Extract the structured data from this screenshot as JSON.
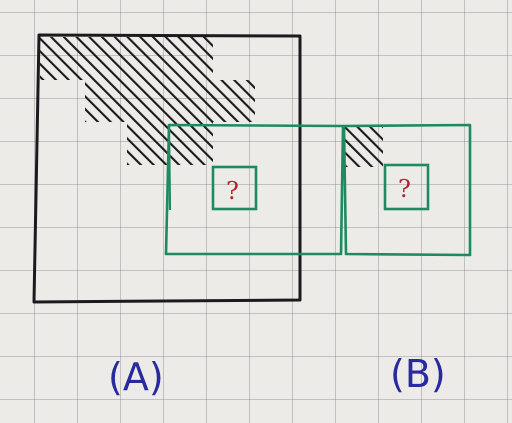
{
  "colors": {
    "ink_black": "#1b1b1f",
    "ink_green": "#1f8a5f",
    "ink_red": "#b3222b",
    "ink_blue": "#2a2aa0"
  },
  "labels": {
    "a": "(A)",
    "b": "(B)",
    "question_a": "?",
    "question_b": "?"
  }
}
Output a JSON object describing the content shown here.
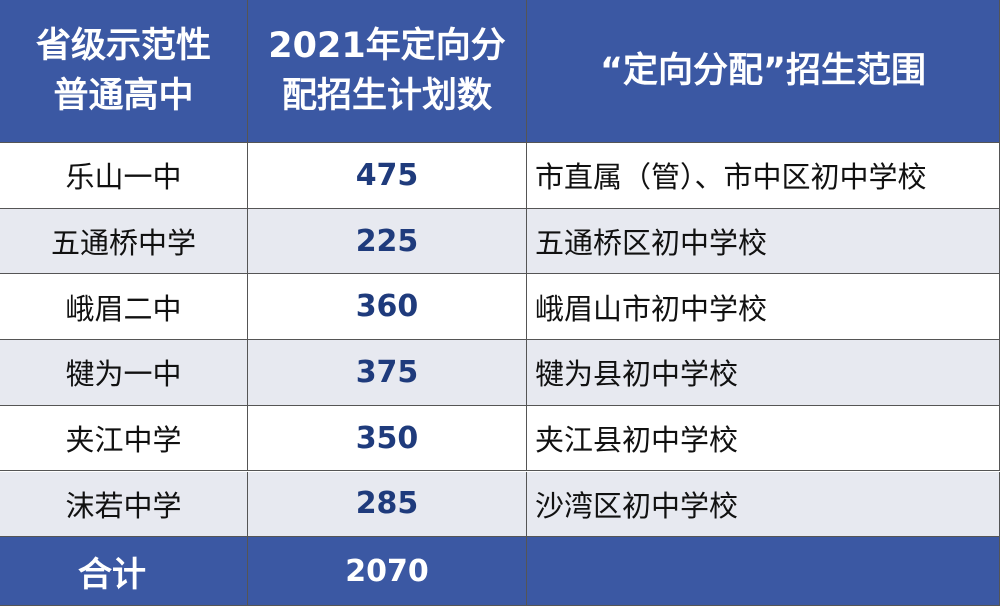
{
  "table": {
    "header": [
      [
        "省级示范性",
        "普通高中"
      ],
      [
        "2021年定向分",
        "配招生计划数"
      ],
      [
        "“定向分配”招生范围"
      ]
    ],
    "rows": [
      [
        "乐山一中",
        475,
        "市直属（管）、市中区初中学校"
      ],
      [
        "五通桥中学",
        225,
        "五通桥区初中学校"
      ],
      [
        "峨眉二中",
        360,
        "峨眉山市初中学校"
      ],
      [
        "犍为一中",
        375,
        "犍为县初中学校"
      ],
      [
        "夹江中学",
        350,
        "夹江县初中学校"
      ],
      [
        "沫若中学",
        285,
        "沙湾区初中学校"
      ]
    ],
    "total": [
      "合计",
      2070
    ]
  }
}
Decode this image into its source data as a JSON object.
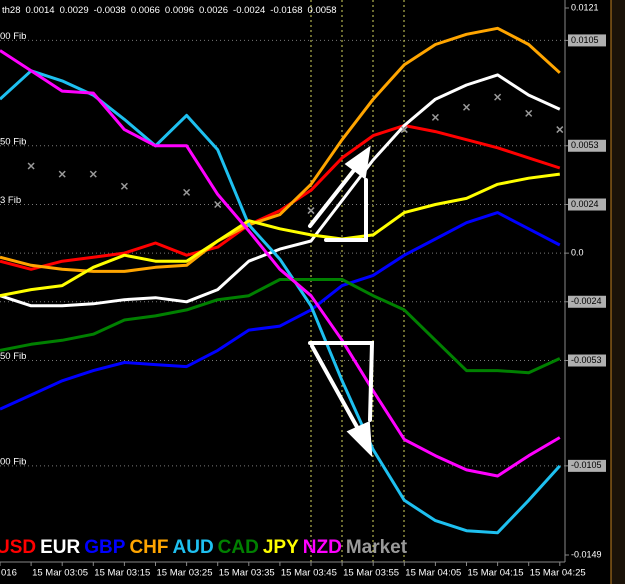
{
  "chart_data": {
    "type": "line",
    "indicator_label": "th28",
    "indicator_values": [
      0.0014,
      0.0029,
      -0.0038,
      0.0066,
      0.0096,
      0.0026,
      -0.0024,
      -0.0168,
      0.0058
    ],
    "categories": [
      "016",
      "15 Mar 03:05",
      null,
      "15 Mar 03:15",
      null,
      "15 Mar 03:25",
      null,
      "15 Mar 03:35",
      null,
      "15 Mar 03:45",
      null,
      "15 Mar 03:55",
      null,
      "15 Mar 04:05",
      null,
      "15 Mar 04:15",
      null,
      "15 Mar 04:25",
      null
    ],
    "ylim": [
      -0.0149,
      0.0121
    ],
    "yticks": [
      -0.0149,
      -0.0105,
      -0.0053,
      -0.0024,
      {
        "value": 0,
        "label": "0.0"
      },
      0.0024,
      0.0053,
      0.0105,
      0.0121
    ],
    "grid": true,
    "annotations": [
      {
        "text": "00 Fib",
        "y": 0.0105
      },
      {
        "text": "50 Fib",
        "y": 0.0053
      },
      {
        "text": "3 Fib",
        "y": 0.0024
      },
      {
        "text": "50 Fib",
        "y": -0.0053
      },
      {
        "text": "00 Fib",
        "y": -0.0105
      }
    ],
    "series": [
      {
        "name": "USD",
        "color": "#ff0000",
        "values": [
          -0.0004,
          -0.0008,
          -0.0004,
          -0.0002,
          0.0,
          0.0005,
          -0.0001,
          0.0003,
          0.0014,
          0.0021,
          0.0031,
          0.0047,
          0.0058,
          0.0063,
          0.006,
          0.0056,
          0.0052,
          0.0047,
          0.0042
        ]
      },
      {
        "name": "EUR",
        "color": "#ffffff",
        "values": [
          -0.0021,
          -0.0026,
          -0.0026,
          -0.0025,
          -0.0023,
          -0.0022,
          -0.0024,
          -0.0018,
          -0.0004,
          0.0002,
          0.0006,
          0.0026,
          0.0046,
          0.0063,
          0.0076,
          0.0083,
          0.0088,
          0.0078,
          0.0071
        ]
      },
      {
        "name": "GBP",
        "color": "#0000ff",
        "values": [
          -0.0077,
          -0.007,
          -0.0063,
          -0.0058,
          -0.0054,
          -0.0055,
          -0.0056,
          -0.0048,
          -0.0038,
          -0.0036,
          -0.0028,
          -0.0016,
          -0.0011,
          -0.0001,
          0.0007,
          0.0015,
          0.002,
          0.0012,
          0.0004
        ]
      },
      {
        "name": "CHF",
        "color": "#ffa500",
        "values": [
          -0.0002,
          -0.0006,
          -0.0008,
          -0.0009,
          -0.0009,
          -0.0007,
          -0.0006,
          0.0006,
          0.0014,
          0.0019,
          0.0034,
          0.0056,
          0.0076,
          0.0093,
          0.0103,
          0.0108,
          0.0111,
          0.0103,
          0.0089
        ]
      },
      {
        "name": "AUD",
        "color": "#1ec0f0",
        "values": [
          0.0076,
          0.009,
          0.0085,
          0.0078,
          0.0066,
          0.0053,
          0.0068,
          0.0051,
          0.0014,
          -0.0003,
          -0.0026,
          -0.0063,
          -0.0097,
          -0.0122,
          -0.0132,
          -0.0137,
          -0.0138,
          -0.0122,
          -0.0105
        ]
      },
      {
        "name": "CAD",
        "color": "#008000",
        "values": [
          -0.0048,
          -0.0045,
          -0.0043,
          -0.004,
          -0.0033,
          -0.0031,
          -0.0028,
          -0.0023,
          -0.0021,
          -0.0013,
          -0.0013,
          -0.0013,
          -0.0021,
          -0.0028,
          -0.0043,
          -0.0058,
          -0.0058,
          -0.0059,
          -0.0052
        ]
      },
      {
        "name": "JPY",
        "color": "#ffff00",
        "values": [
          -0.0021,
          -0.0018,
          -0.0016,
          -0.0007,
          -0.0001,
          -0.0004,
          -0.0004,
          0.0006,
          0.0016,
          0.0012,
          0.0009,
          0.0007,
          0.0009,
          0.002,
          0.0024,
          0.0027,
          0.0034,
          0.0037,
          0.0039
        ]
      },
      {
        "name": "NZD",
        "color": "#ff00ff",
        "values": [
          0.01,
          0.009,
          0.008,
          0.0079,
          0.0061,
          0.0053,
          0.0053,
          0.0029,
          0.0011,
          -0.0008,
          -0.0021,
          -0.0043,
          -0.0068,
          -0.0092,
          -0.01,
          -0.0107,
          -0.011,
          -0.01,
          -0.0091
        ]
      },
      {
        "name": "Market",
        "color": "#9a9a9a",
        "marker": "cross",
        "values": [
          null,
          0.0043,
          0.0039,
          0.0039,
          0.0033,
          null,
          0.003,
          0.0024,
          null,
          null,
          0.0021,
          null,
          null,
          0.0061,
          0.0067,
          0.0072,
          0.0077,
          0.0069,
          0.0061
        ]
      }
    ]
  }
}
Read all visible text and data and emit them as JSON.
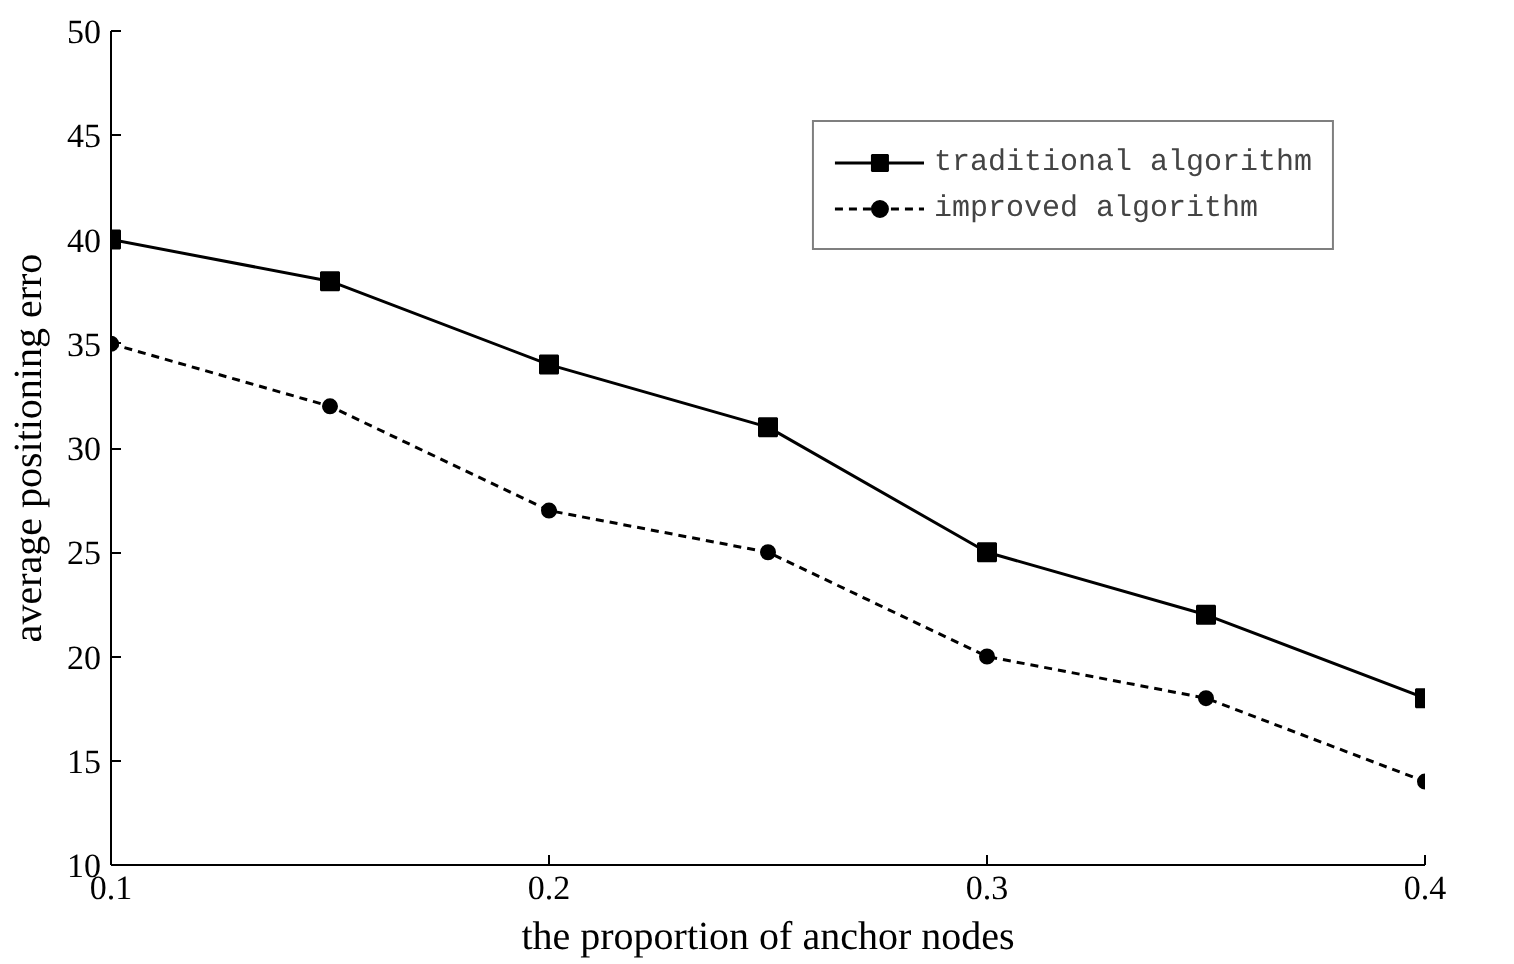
{
  "chart_data": {
    "type": "line",
    "xlabel": "the proportion of anchor nodes",
    "ylabel": "average positioning erro",
    "x": [
      0.1,
      0.15,
      0.2,
      0.25,
      0.3,
      0.35,
      0.4
    ],
    "series": [
      {
        "name": "traditional algorithm",
        "color": "#000000",
        "values": [
          40,
          38,
          34,
          31,
          25,
          22,
          18
        ],
        "marker": "square",
        "line_style": "solid"
      },
      {
        "name": "improved algorithm",
        "color": "#000000",
        "values": [
          35,
          32,
          27,
          25,
          20,
          18,
          14
        ],
        "marker": "circle",
        "line_style": "dashed"
      }
    ],
    "xlim": [
      0.1,
      0.4
    ],
    "xticks": [
      0.1,
      0.2,
      0.3,
      0.4
    ],
    "ylim": [
      10,
      50
    ],
    "yticks": [
      10,
      15,
      20,
      25,
      30,
      35,
      40,
      45,
      50
    ],
    "grid": false,
    "legend": "top right"
  }
}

_EXERCISE OBJECTIVE_
Pick out every line above that contains the word "algorithm" and copy it.

_PROBLEM SOLUTION_
        "name": "traditional algorithm",
        "name": "improved algorithm",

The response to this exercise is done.